» **Entries supplied**

** Begin **

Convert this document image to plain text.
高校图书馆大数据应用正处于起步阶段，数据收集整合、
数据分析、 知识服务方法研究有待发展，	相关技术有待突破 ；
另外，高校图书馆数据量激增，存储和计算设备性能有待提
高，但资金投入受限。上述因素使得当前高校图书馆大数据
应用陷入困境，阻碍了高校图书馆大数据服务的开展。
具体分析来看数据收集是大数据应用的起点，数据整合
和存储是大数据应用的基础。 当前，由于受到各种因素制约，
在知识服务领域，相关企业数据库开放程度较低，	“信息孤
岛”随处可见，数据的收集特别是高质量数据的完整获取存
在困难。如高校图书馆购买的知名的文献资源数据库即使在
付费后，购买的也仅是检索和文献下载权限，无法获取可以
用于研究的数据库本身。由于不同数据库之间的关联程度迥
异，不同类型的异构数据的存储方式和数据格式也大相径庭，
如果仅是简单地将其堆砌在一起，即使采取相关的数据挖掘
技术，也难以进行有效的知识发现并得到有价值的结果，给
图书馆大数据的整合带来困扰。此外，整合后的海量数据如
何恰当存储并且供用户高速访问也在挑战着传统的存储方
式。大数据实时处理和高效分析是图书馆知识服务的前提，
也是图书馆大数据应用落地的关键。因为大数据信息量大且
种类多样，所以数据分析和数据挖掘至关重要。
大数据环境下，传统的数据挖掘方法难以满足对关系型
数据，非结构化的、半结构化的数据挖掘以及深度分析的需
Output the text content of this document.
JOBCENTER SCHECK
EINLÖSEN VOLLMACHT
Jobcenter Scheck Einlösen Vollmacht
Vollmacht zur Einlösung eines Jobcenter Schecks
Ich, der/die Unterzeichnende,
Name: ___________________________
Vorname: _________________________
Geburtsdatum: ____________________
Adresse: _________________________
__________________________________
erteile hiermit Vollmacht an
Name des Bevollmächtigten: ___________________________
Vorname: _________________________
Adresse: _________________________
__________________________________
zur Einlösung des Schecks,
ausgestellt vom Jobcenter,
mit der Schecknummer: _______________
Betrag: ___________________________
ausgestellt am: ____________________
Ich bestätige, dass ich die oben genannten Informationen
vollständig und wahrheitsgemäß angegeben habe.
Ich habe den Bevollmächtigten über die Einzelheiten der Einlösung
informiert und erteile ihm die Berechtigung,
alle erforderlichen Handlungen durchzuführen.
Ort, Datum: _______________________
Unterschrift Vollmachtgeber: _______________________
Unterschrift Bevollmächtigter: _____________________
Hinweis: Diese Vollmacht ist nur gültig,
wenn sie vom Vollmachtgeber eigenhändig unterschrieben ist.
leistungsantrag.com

** End **

» **Exercise goal**
Gather every line from the listing above in which the word "Unterschrift" appears.

» **Output for this exercise**
Unterschrift Vollmachtgeber: _______________________
Unterschrift Bevollmächtigter: _____________________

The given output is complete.